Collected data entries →
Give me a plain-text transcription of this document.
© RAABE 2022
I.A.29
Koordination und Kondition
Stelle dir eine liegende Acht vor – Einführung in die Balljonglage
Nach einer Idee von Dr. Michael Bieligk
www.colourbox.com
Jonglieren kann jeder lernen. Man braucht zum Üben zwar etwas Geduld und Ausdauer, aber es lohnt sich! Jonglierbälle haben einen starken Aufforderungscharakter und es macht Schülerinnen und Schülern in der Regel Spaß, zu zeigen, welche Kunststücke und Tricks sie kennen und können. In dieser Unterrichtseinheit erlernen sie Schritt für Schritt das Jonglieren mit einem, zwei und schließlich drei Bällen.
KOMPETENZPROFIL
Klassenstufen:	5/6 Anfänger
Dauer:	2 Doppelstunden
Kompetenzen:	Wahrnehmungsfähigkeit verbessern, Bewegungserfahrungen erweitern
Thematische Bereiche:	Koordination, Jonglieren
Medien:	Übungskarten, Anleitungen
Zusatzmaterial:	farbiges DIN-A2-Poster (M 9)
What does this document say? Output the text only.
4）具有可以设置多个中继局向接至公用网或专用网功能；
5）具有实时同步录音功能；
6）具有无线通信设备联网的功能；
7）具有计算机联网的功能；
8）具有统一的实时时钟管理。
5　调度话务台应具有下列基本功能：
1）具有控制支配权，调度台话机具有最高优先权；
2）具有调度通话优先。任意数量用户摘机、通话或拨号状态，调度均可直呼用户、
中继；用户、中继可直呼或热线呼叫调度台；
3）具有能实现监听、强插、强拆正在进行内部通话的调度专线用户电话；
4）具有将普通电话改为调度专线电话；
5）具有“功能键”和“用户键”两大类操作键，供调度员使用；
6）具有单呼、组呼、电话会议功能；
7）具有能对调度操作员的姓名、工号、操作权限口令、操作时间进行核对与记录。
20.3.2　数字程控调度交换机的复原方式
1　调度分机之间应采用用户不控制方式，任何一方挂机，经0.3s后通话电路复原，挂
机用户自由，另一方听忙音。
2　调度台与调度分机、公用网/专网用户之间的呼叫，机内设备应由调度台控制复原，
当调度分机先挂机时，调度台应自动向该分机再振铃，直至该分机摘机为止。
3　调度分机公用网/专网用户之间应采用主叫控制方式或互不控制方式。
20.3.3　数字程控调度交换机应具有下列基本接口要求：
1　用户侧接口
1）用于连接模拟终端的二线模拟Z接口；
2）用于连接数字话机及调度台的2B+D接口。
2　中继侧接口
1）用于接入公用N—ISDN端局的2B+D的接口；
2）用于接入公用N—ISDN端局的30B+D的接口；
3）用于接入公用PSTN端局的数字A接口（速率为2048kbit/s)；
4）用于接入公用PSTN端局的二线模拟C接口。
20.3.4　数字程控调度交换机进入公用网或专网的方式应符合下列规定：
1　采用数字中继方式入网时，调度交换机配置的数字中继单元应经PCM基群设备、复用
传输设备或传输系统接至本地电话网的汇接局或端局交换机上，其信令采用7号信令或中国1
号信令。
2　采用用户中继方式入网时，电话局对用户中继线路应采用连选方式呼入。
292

GIVEN PROBLEM → Gather each line that holds "document".

RESPONSE TO THIS EXERCISE →
Give me a plain-text transcription of this document.
What does this document say? Output the text only.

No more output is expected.